** START OF Extracted records **

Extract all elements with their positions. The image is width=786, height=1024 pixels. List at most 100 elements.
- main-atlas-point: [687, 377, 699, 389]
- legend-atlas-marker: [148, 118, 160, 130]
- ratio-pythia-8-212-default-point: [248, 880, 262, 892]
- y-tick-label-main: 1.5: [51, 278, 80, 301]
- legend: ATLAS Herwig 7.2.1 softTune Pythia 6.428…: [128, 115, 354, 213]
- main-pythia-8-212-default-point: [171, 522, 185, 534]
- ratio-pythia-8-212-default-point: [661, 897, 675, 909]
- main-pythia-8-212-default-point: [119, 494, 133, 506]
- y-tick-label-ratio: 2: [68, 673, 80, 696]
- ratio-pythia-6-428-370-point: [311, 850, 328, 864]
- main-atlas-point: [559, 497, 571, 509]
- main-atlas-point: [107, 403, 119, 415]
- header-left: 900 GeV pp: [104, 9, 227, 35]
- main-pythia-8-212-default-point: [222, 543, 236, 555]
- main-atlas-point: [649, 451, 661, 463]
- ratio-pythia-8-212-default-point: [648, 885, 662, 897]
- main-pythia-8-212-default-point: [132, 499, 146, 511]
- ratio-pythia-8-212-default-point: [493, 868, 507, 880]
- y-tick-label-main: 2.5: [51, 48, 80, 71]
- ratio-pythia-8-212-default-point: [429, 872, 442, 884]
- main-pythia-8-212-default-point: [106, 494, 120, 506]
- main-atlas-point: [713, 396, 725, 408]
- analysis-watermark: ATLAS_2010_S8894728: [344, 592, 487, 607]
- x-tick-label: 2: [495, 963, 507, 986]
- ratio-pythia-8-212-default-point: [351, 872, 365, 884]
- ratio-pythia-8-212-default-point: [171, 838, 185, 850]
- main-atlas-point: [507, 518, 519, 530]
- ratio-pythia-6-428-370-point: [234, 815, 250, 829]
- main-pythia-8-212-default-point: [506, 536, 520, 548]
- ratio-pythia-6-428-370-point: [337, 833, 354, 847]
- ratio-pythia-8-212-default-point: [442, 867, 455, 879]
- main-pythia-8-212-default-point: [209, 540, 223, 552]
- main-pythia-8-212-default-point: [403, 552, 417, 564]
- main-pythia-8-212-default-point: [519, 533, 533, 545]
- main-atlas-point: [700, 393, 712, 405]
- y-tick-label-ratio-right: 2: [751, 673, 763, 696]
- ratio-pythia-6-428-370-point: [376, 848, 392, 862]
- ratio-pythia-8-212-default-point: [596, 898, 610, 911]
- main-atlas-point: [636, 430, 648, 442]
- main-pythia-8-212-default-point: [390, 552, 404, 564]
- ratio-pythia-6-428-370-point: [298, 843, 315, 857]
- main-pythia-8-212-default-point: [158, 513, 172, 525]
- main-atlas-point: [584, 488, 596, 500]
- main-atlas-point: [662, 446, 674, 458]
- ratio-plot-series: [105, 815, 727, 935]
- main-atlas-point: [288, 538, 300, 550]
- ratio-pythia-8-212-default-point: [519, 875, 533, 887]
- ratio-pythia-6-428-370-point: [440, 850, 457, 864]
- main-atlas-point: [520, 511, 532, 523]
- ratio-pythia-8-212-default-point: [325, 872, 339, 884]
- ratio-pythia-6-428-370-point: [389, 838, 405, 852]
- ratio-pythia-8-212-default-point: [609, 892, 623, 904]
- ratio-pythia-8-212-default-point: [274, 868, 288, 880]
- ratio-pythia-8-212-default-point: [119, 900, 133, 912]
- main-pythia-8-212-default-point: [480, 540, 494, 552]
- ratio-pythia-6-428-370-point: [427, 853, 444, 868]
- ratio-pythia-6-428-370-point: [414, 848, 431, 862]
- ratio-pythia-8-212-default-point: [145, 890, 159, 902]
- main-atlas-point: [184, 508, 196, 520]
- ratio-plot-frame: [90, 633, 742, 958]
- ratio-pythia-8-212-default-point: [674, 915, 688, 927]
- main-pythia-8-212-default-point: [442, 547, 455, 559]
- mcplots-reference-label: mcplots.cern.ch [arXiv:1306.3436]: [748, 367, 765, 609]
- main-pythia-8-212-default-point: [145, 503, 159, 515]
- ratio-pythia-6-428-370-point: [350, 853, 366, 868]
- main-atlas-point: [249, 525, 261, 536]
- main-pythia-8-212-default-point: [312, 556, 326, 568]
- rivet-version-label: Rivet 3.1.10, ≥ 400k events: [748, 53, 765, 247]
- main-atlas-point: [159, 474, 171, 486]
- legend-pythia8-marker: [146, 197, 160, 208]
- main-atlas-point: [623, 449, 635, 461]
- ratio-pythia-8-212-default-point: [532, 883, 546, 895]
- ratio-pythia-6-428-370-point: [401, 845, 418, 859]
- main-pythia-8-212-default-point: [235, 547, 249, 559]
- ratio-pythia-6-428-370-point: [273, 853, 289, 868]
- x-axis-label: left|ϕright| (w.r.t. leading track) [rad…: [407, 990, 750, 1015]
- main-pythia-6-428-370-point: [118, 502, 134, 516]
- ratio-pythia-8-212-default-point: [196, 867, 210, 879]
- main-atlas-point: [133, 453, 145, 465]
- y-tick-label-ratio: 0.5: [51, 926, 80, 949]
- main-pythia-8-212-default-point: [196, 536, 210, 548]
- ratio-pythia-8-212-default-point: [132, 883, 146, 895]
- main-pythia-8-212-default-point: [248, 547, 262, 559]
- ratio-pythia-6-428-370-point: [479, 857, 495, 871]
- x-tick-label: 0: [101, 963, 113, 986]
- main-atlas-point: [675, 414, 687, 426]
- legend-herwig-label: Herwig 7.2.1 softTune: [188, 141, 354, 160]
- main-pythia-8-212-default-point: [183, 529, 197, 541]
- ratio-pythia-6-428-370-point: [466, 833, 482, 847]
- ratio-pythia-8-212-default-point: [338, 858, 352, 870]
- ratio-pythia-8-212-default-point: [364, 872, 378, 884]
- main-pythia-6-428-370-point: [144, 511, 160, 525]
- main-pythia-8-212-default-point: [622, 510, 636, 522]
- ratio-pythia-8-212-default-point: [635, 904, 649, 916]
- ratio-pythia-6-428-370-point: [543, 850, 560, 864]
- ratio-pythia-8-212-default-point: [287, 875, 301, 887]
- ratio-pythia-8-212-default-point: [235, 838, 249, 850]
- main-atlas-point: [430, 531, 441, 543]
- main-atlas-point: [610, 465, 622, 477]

** END OF Extracted records **

The problem:
Convert every line of the data above into a numbered list, omitting any blank lines.

Result of this exercise:
1. Extract all elements with their positions. The image is width=786, height=1024 pixels. List at most 100 elements.
2. - main-atlas-point: [687, 377, 699, 389]
3. - legend-atlas-marker: [148, 118, 160, 130]
4. - ratio-pythia-8-212-default-point: [248, 880, 262, 892]
5. - y-tick-label-main: 1.5: [51, 278, 80, 301]
6. - legend: ATLAS Herwig 7.2.1 softTune Pythia 6.428…: [128, 115, 354, 213]
7. - main-pythia-8-212-default-point: [171, 522, 185, 534]
8. - ratio-pythia-8-212-default-point: [661, 897, 675, 909]
9. - main-pythia-8-212-default-point: [119, 494, 133, 506]
10. - y-tick-label-ratio: 2: [68, 673, 80, 696]
11. - ratio-pythia-6-428-370-point: [311, 850, 328, 864]
12. - main-atlas-point: [559, 497, 571, 509]
13. - main-atlas-point: [107, 403, 119, 415]
14. - header-left: 900 GeV pp: [104, 9, 227, 35]
15. - main-pythia-8-212-default-point: [222, 543, 236, 555]
16. - main-atlas-point: [649, 451, 661, 463]
17. - ratio-pythia-8-212-default-point: [648, 885, 662, 897]
18. - main-pythia-8-212-default-point: [132, 499, 146, 511]
19. - ratio-pythia-8-212-default-point: [493, 868, 507, 880]
20. - y-tick-label-main: 2.5: [51, 48, 80, 71]
21. - ratio-pythia-8-212-default-point: [429, 872, 442, 884]
22. - main-pythia-8-212-default-point: [106, 494, 120, 506]
23. - main-atlas-point: [713, 396, 725, 408]
24. - analysis-watermark: ATLAS_2010_S8894728: [344, 592, 487, 607]
25. - x-tick-label: 2: [495, 963, 507, 986]
26. - ratio-pythia-8-212-default-point: [351, 872, 365, 884]
27. - ratio-pythia-8-212-default-point: [171, 838, 185, 850]
28. - main-atlas-point: [507, 518, 519, 530]
29. - ratio-pythia-6-428-370-point: [234, 815, 250, 829]
30. - main-pythia-8-212-default-point: [506, 536, 520, 548]
31. - ratio-pythia-6-428-370-point: [337, 833, 354, 847]
32. - ratio-pythia-8-212-default-point: [442, 867, 455, 879]
33. - main-pythia-8-212-default-point: [209, 540, 223, 552]
34. - main-pythia-8-212-default-point: [403, 552, 417, 564]
35. - main-pythia-8-212-default-point: [519, 533, 533, 545]
36. - main-atlas-point: [700, 393, 712, 405]
37. - y-tick-label-ratio-right: 2: [751, 673, 763, 696]
38. - ratio-pythia-6-428-370-point: [376, 848, 392, 862]
39. - ratio-pythia-8-212-default-point: [596, 898, 610, 911]
40. - main-atlas-point: [636, 430, 648, 442]
41. - main-pythia-8-212-default-point: [390, 552, 404, 564]
42. - ratio-pythia-6-428-370-point: [298, 843, 315, 857]
43. - main-pythia-8-212-default-point: [158, 513, 172, 525]
44. - main-atlas-point: [584, 488, 596, 500]
45. - main-atlas-point: [662, 446, 674, 458]
46. - ratio-plot-series: [105, 815, 727, 935]
47. - main-atlas-point: [288, 538, 300, 550]
48. - ratio-pythia-8-212-default-point: [519, 875, 533, 887]
49. - ratio-pythia-6-428-370-point: [440, 850, 457, 864]
50. - main-atlas-point: [520, 511, 532, 523]
51. - ratio-pythia-8-212-default-point: [325, 872, 339, 884]
52. - ratio-pythia-6-428-370-point: [389, 838, 405, 852]
53. - ratio-pythia-8-212-default-point: [609, 892, 623, 904]
54. - ratio-pythia-8-212-default-point: [274, 868, 288, 880]
55. - ratio-pythia-8-212-default-point: [119, 900, 133, 912]
56. - main-pythia-8-212-default-point: [480, 540, 494, 552]
57. - ratio-pythia-6-428-370-point: [427, 853, 444, 868]
58. - ratio-pythia-6-428-370-point: [414, 848, 431, 862]
59. - ratio-pythia-8-212-default-point: [145, 890, 159, 902]
60. - main-atlas-point: [184, 508, 196, 520]
61. - ratio-plot-frame: [90, 633, 742, 958]
62. - ratio-pythia-8-212-default-point: [674, 915, 688, 927]
63. - main-pythia-8-212-default-point: [442, 547, 455, 559]
64. - mcplots-reference-label: mcplots.cern.ch [arXiv:1306.3436]: [748, 367, 765, 609]
65. - main-pythia-8-212-default-point: [145, 503, 159, 515]
66. - ratio-pythia-6-428-370-point: [350, 853, 366, 868]
67. - main-atlas-point: [249, 525, 261, 536]
68. - main-pythia-8-212-default-point: [312, 556, 326, 568]
69. - rivet-version-label: Rivet 3.1.10, ≥ 400k events: [748, 53, 765, 247]
70. - main-atlas-point: [159, 474, 171, 486]
71. - legend-pythia8-marker: [146, 197, 160, 208]
72. - main-atlas-point: [623, 449, 635, 461]
73. - ratio-pythia-8-212-default-point: [532, 883, 546, 895]
74. - ratio-pythia-6-428-370-point: [401, 845, 418, 859]
75. - main-pythia-8-212-default-point: [235, 547, 249, 559]
76. - ratio-pythia-6-428-370-point: [273, 853, 289, 868]
77. - x-axis-label: left|ϕright| (w.r.t. leading track) [rad…: [407, 990, 750, 1015]
78. - main-pythia-6-428-370-point: [118, 502, 134, 516]
79. - ratio-pythia-8-212-default-point: [196, 867, 210, 879]
80. - main-atlas-point: [133, 453, 145, 465]
81. - y-tick-label-ratio: 0.5: [51, 926, 80, 949]
82. - main-pythia-8-212-default-point: [196, 536, 210, 548]
83. - ratio-pythia-8-212-default-point: [132, 883, 146, 895]
84. - main-pythia-8-212-default-point: [248, 547, 262, 559]
85. - ratio-pythia-6-428-370-point: [479, 857, 495, 871]
86. - x-tick-label: 0: [101, 963, 113, 986]
87. - main-atlas-point: [675, 414, 687, 426]
88. - legend-herwig-label: Herwig 7.2.1 softTune: [188, 141, 354, 160]
89. - main-pythia-8-212-default-point: [183, 529, 197, 541]
90. - ratio-pythia-6-428-370-point: [466, 833, 482, 847]
91. - ratio-pythia-8-212-default-point: [338, 858, 352, 870]
92. - ratio-pythia-8-212-default-point: [364, 872, 378, 884]
93. - main-pythia-6-428-370-point: [144, 511, 160, 525]
94. - main-pythia-8-212-default-point: [622, 510, 636, 522]
95. - ratio-pythia-8-212-default-point: [635, 904, 649, 916]
96. - ratio-pythia-6-428-370-point: [543, 850, 560, 864]
97. - ratio-pythia-8-212-default-point: [287, 875, 301, 887]
98. - ratio-pythia-8-212-default-point: [235, 838, 249, 850]
99. - main-atlas-point: [430, 531, 441, 543]
100. - main-atlas-point: [610, 465, 622, 477]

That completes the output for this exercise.